BEGIN Records for the task

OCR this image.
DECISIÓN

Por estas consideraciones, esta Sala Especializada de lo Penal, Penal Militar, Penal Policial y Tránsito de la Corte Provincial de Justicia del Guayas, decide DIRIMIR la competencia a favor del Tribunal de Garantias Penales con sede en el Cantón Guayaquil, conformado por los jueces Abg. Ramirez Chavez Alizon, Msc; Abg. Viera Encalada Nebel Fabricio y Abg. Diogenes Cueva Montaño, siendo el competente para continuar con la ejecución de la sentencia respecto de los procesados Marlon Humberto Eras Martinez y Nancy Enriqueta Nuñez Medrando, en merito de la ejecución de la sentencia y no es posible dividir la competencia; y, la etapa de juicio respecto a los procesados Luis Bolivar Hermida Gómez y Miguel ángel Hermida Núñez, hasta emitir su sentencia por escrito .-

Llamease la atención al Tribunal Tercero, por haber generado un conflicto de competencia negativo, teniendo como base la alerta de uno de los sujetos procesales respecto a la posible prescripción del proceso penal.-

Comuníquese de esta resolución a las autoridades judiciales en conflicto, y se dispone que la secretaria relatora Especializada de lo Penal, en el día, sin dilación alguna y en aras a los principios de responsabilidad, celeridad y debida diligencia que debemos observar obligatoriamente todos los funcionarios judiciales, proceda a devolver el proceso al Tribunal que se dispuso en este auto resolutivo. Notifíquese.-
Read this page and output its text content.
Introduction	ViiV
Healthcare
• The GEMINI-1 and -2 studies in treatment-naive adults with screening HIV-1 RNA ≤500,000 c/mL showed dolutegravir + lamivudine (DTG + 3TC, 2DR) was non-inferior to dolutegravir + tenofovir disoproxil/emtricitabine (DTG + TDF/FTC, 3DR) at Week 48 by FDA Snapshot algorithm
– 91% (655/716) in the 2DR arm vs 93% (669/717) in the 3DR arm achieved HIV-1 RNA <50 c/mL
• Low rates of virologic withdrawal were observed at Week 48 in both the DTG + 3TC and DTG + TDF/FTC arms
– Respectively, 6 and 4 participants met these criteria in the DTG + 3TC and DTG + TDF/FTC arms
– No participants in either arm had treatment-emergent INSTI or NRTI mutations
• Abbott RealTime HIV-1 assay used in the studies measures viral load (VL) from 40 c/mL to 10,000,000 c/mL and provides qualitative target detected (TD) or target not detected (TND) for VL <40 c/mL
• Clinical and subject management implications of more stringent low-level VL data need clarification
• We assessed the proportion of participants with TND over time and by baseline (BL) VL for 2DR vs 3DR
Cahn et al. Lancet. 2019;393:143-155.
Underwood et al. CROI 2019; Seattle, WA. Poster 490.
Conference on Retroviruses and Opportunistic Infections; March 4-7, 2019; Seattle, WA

END Records for the task
BEGIN Records for the task

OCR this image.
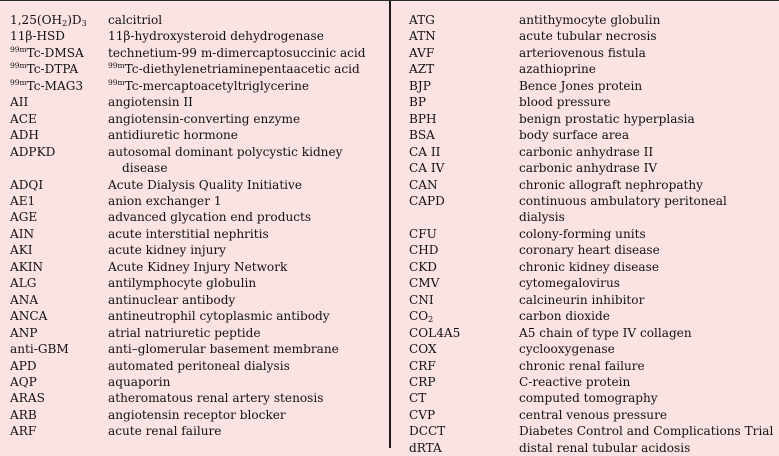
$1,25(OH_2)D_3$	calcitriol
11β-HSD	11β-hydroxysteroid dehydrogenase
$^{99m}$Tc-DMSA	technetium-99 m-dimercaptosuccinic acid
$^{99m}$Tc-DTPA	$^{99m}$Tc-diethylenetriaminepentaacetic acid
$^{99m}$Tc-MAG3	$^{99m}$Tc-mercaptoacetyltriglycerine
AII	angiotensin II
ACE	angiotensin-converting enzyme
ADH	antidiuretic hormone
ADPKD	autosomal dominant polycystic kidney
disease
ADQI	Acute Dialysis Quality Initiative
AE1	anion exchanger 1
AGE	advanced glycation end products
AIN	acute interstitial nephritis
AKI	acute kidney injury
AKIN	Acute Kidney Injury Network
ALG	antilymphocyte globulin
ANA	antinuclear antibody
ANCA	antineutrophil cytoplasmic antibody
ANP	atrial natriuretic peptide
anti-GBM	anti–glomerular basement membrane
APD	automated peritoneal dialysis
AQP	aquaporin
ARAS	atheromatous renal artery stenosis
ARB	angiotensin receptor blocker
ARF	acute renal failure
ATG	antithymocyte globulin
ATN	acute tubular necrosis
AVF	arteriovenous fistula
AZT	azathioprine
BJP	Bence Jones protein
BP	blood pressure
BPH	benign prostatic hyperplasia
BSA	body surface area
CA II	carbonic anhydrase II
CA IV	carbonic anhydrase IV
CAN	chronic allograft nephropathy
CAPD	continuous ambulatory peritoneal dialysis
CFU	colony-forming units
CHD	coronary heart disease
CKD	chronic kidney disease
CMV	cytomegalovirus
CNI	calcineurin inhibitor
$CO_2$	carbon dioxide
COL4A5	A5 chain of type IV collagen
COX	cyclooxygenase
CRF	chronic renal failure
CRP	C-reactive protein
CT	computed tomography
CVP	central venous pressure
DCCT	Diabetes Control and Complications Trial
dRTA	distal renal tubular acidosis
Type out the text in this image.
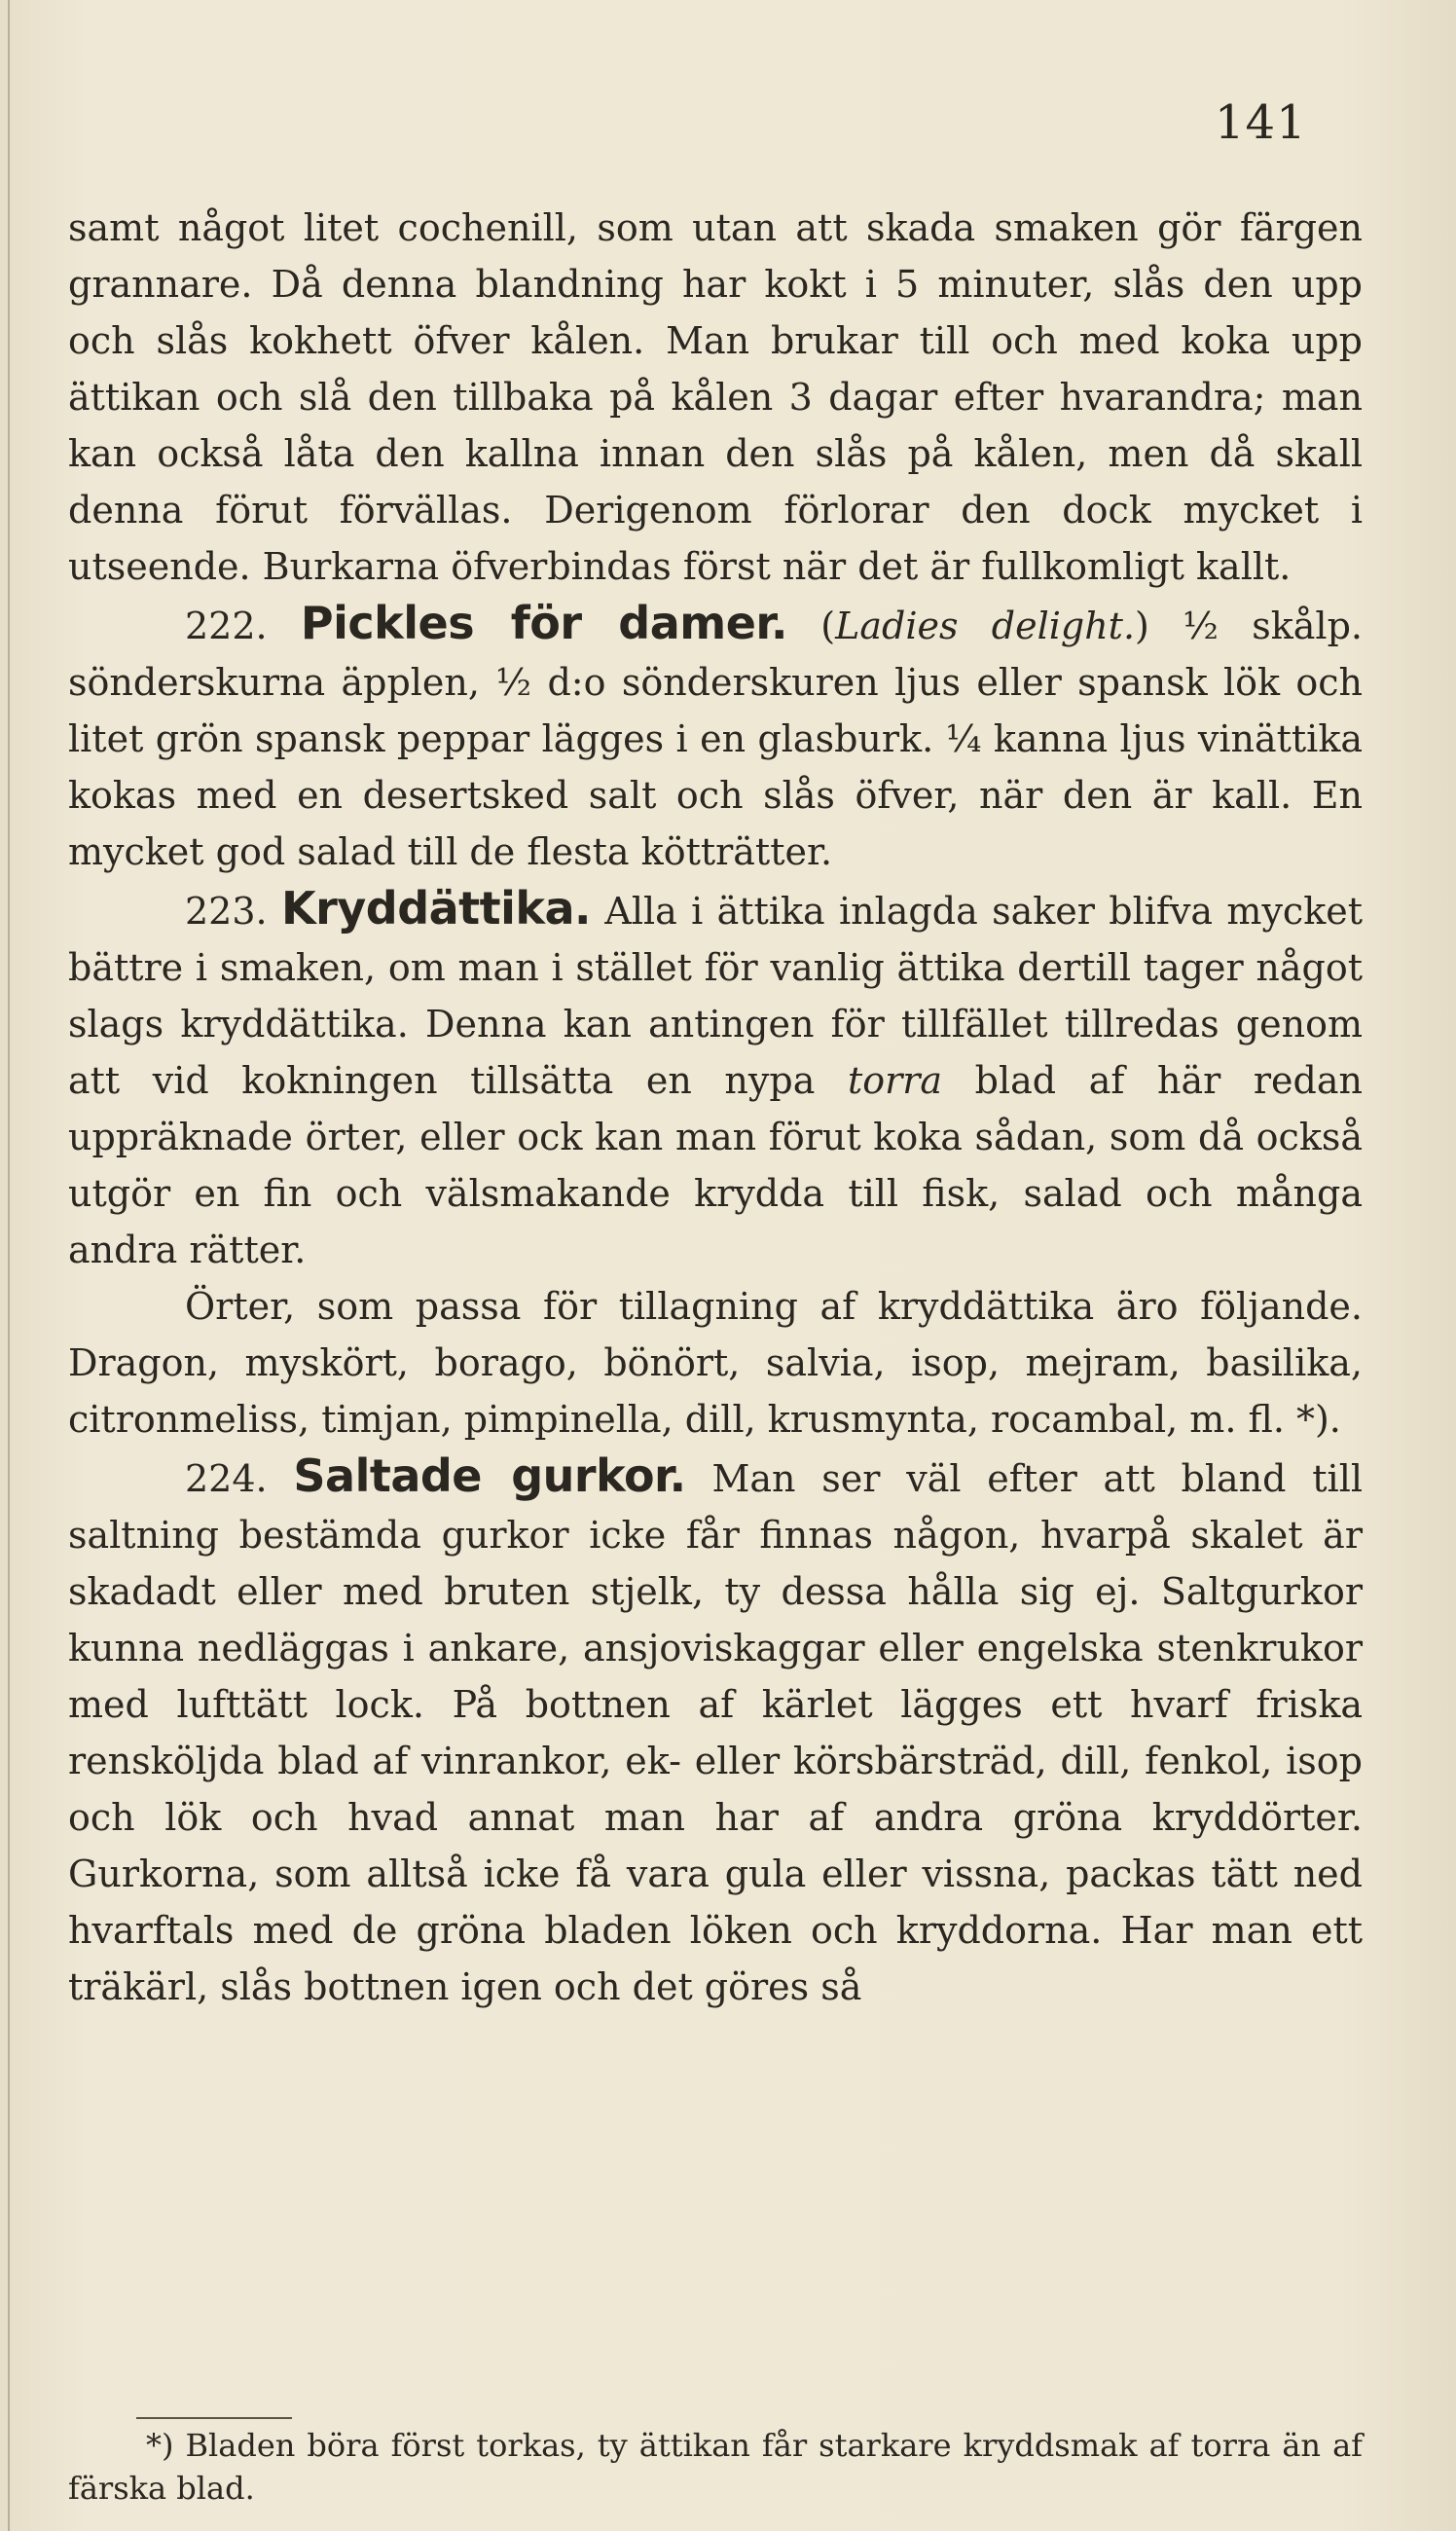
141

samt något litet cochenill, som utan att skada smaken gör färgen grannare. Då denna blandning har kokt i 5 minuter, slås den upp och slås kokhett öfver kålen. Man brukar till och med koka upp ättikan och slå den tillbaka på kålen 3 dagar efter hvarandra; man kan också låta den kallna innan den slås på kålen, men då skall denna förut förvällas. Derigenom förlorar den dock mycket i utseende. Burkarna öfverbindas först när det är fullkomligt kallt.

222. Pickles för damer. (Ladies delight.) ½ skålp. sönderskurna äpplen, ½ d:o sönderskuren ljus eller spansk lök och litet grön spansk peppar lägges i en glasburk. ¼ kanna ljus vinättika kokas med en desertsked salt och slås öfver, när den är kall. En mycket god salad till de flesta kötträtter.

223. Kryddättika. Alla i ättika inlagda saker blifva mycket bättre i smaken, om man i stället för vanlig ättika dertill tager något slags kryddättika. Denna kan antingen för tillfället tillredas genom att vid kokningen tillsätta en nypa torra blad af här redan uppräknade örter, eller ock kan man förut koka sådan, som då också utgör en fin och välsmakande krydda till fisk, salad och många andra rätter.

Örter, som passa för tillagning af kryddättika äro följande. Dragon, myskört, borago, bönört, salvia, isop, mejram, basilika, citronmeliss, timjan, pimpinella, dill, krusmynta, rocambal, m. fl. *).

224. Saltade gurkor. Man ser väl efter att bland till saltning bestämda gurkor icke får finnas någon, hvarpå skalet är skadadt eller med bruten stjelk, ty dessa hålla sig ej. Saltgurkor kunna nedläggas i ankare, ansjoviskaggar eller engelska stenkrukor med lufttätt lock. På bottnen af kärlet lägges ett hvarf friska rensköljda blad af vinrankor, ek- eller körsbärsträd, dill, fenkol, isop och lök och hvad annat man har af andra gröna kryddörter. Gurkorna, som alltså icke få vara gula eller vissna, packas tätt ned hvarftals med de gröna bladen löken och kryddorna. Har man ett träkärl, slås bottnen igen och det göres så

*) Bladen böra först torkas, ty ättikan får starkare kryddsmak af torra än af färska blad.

END Records for the task
BEGIN Records for the task

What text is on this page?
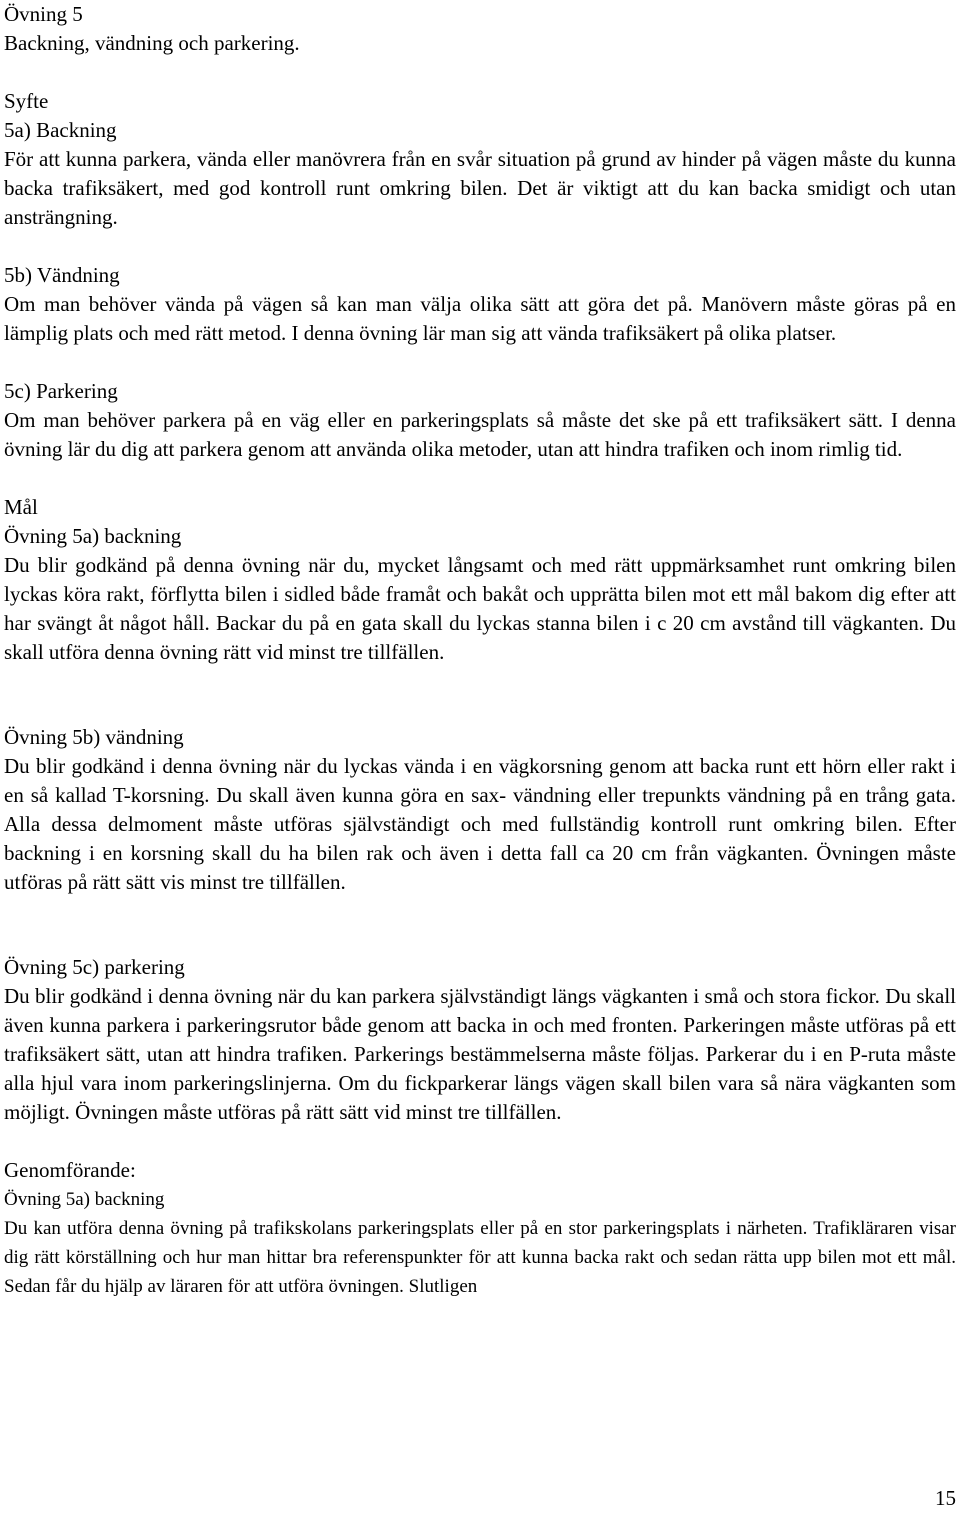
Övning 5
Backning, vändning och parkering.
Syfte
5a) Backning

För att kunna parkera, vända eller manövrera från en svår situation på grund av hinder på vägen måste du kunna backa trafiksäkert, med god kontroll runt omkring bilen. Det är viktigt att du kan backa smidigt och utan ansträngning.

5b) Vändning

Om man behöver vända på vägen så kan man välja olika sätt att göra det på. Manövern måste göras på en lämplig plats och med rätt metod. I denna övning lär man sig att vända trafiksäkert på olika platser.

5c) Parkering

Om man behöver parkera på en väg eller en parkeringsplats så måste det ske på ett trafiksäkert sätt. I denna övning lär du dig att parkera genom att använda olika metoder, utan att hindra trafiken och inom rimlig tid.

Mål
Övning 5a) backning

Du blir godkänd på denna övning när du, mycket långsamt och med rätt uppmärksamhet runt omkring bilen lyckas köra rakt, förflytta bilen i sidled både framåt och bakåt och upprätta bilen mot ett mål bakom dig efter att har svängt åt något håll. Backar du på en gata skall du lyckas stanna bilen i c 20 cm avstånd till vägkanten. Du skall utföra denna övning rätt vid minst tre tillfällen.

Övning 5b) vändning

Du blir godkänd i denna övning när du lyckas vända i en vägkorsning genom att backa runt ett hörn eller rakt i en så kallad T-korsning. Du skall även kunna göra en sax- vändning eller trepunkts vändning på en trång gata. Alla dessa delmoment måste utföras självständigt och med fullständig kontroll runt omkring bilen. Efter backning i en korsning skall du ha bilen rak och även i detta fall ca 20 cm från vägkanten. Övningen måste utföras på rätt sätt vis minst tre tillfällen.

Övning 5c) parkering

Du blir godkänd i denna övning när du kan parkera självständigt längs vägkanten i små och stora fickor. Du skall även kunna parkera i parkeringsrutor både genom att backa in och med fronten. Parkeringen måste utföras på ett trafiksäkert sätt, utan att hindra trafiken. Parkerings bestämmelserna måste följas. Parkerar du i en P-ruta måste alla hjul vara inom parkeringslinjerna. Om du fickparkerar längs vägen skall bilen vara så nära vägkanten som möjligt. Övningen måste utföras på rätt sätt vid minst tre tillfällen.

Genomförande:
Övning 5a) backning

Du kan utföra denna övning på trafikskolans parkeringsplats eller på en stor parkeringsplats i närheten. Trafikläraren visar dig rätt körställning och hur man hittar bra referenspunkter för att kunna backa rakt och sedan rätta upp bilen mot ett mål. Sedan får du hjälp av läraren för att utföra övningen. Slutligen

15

END Records for the task

* _Task_
Count every line of the records above in which the string "olika" appears. The number alone is to be given.

* _Solved exercise_
2